Reproduce every record below exactly as written, leaving out any pictures.
——————————
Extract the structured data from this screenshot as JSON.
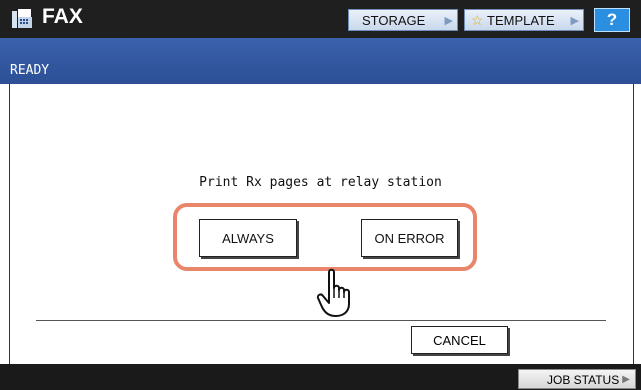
{
  "header": {
    "title": "FAX",
    "storage_label": "STORAGE",
    "template_label": "TEMPLATE",
    "help_label": "?"
  },
  "status": {
    "text": "READY"
  },
  "main": {
    "prompt": "Print Rx pages at relay station",
    "options": [
      {
        "label": "ALWAYS"
      },
      {
        "label": "ON ERROR"
      }
    ],
    "cancel_label": "CANCEL"
  },
  "footer": {
    "job_status_label": "JOB STATUS"
  },
  "icons": [
    "fax-icon",
    "star-icon",
    "chevron-right-icon",
    "pointing-hand-icon"
  ],
  "colors": {
    "title_bar": "#1f1f1f",
    "status_bar": "#3558a3",
    "help_button": "#2a8fe0",
    "highlight_frame": "#e8856a"
  }
}
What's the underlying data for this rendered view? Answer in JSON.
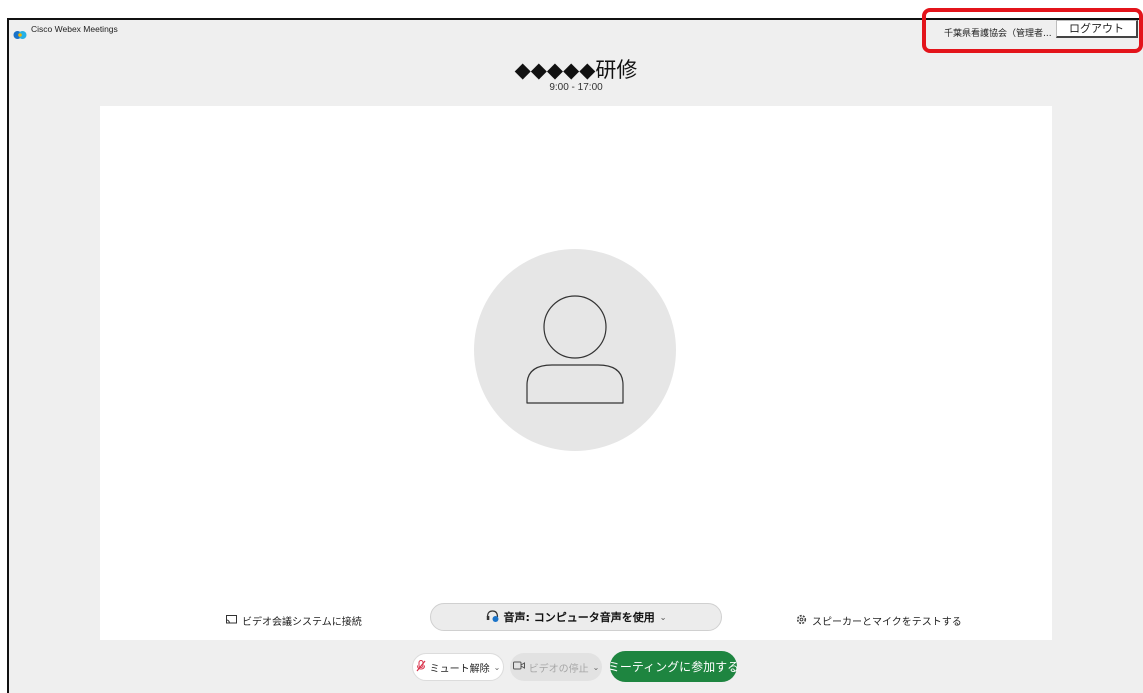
{
  "app": {
    "title": "Cisco Webex Meetings"
  },
  "account": {
    "user": "千葉県看護協会（管理者...",
    "logout_label": "ログアウト"
  },
  "meeting": {
    "title": "◆◆◆◆◆研修",
    "time": "9:00 - 17:00"
  },
  "preview": {
    "connect_video_label": "ビデオ会議システムに接続",
    "audio_label": "音声: コンピュータ音声を使用",
    "test_audio_label": "スピーカーとマイクをテストする"
  },
  "controls": {
    "unmute_label": "ミュート解除",
    "video_label": "ビデオの停止",
    "join_label": "ミーティングに参加する"
  },
  "colors": {
    "join": "#1e8540",
    "highlight": "#e3141b",
    "mic_muted": "#d9324b"
  }
}
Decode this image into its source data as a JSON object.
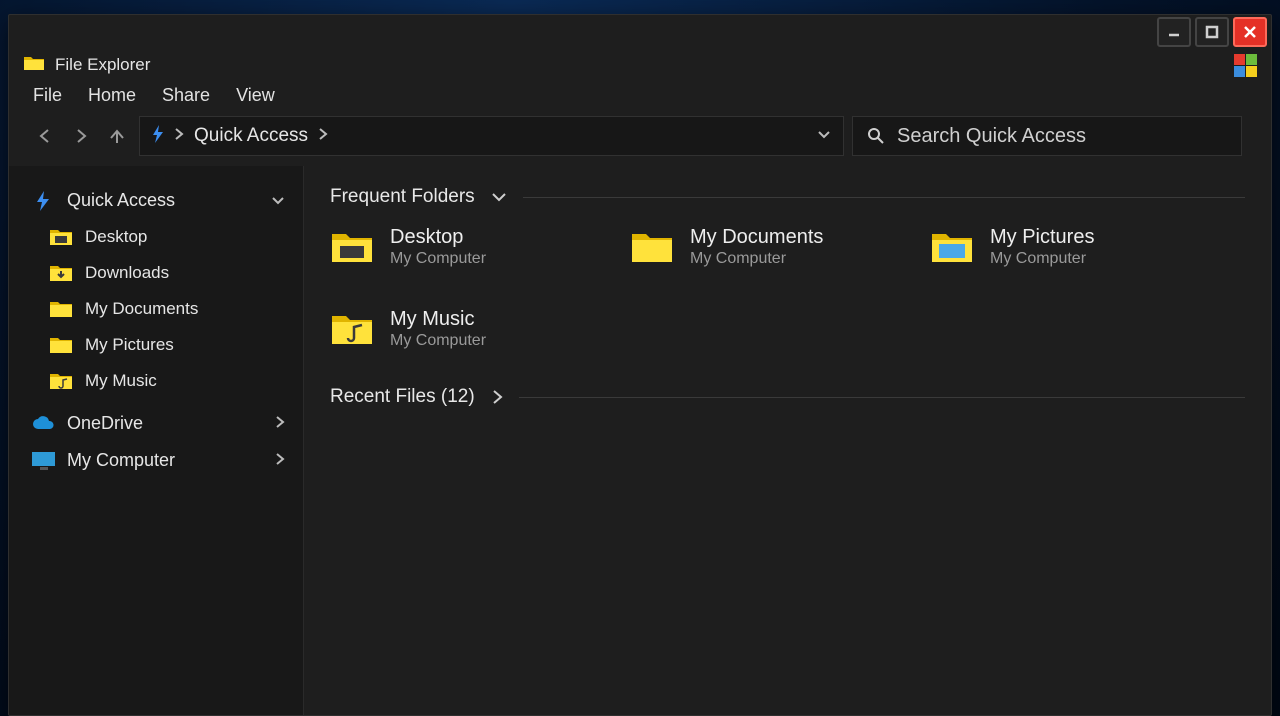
{
  "app": {
    "title": "File Explorer"
  },
  "menu": {
    "file": "File",
    "home": "Home",
    "share": "Share",
    "view": "View"
  },
  "address": {
    "crumb": "Quick Access"
  },
  "search": {
    "placeholder": "Search Quick Access"
  },
  "sidebar": {
    "quick_access": "Quick Access",
    "items": [
      "Desktop",
      "Downloads",
      "My Documents",
      "My Pictures",
      "My Music"
    ],
    "onedrive": "OneDrive",
    "my_computer": "My Computer"
  },
  "sections": {
    "frequent": "Frequent Folders",
    "recent": "Recent Files (12)"
  },
  "folders": [
    {
      "name": "Desktop",
      "loc": "My Computer",
      "icon": "desktop"
    },
    {
      "name": "My Documents",
      "loc": "My Computer",
      "icon": "plain"
    },
    {
      "name": "My Pictures",
      "loc": "My Computer",
      "icon": "pictures"
    },
    {
      "name": "My Music",
      "loc": "My Computer",
      "icon": "music"
    }
  ]
}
——————————
**Answer for the task**.
Extract the structured data from this screenshot as JSON.
{
  "header": {
    "title": "FAX",
    "storage_label": "STORAGE",
    "template_label": "TEMPLATE",
    "help_label": "?"
  },
  "status": {
    "text": "READY"
  },
  "main": {
    "prompt": "Print Rx pages at relay station",
    "options": [
      {
        "label": "ALWAYS"
      },
      {
        "label": "ON ERROR"
      }
    ],
    "cancel_label": "CANCEL"
  },
  "footer": {
    "job_status_label": "JOB STATUS"
  },
  "icons": [
    "fax-icon",
    "star-icon",
    "chevron-right-icon",
    "pointing-hand-icon"
  ],
  "colors": {
    "title_bar": "#1f1f1f",
    "status_bar": "#3558a3",
    "help_button": "#2a8fe0",
    "highlight_frame": "#e8856a"
  }
}
What's the underlying data for this rendered view? Answer in JSON.
{
  "app": {
    "title": "Cisco Webex Meetings"
  },
  "account": {
    "user": "千葉県看護協会（管理者...",
    "logout_label": "ログアウト"
  },
  "meeting": {
    "title": "◆◆◆◆◆研修",
    "time": "9:00 - 17:00"
  },
  "preview": {
    "connect_video_label": "ビデオ会議システムに接続",
    "audio_label": "音声: コンピュータ音声を使用",
    "test_audio_label": "スピーカーとマイクをテストする"
  },
  "controls": {
    "unmute_label": "ミュート解除",
    "video_label": "ビデオの停止",
    "join_label": "ミーティングに参加する"
  },
  "colors": {
    "join": "#1e8540",
    "highlight": "#e3141b",
    "mic_muted": "#d9324b"
  }
}
Decode this image into its source data as a JSON object.
{
  "app": {
    "title": "File Explorer"
  },
  "menu": {
    "file": "File",
    "home": "Home",
    "share": "Share",
    "view": "View"
  },
  "address": {
    "crumb": "Quick Access"
  },
  "search": {
    "placeholder": "Search Quick Access"
  },
  "sidebar": {
    "quick_access": "Quick Access",
    "items": [
      "Desktop",
      "Downloads",
      "My Documents",
      "My Pictures",
      "My Music"
    ],
    "onedrive": "OneDrive",
    "my_computer": "My Computer"
  },
  "sections": {
    "frequent": "Frequent Folders",
    "recent": "Recent Files (12)"
  },
  "folders": [
    {
      "name": "Desktop",
      "loc": "My Computer",
      "icon": "desktop"
    },
    {
      "name": "My Documents",
      "loc": "My Computer",
      "icon": "plain"
    },
    {
      "name": "My Pictures",
      "loc": "My Computer",
      "icon": "pictures"
    },
    {
      "name": "My Music",
      "loc": "My Computer",
      "icon": "music"
    }
  ]
}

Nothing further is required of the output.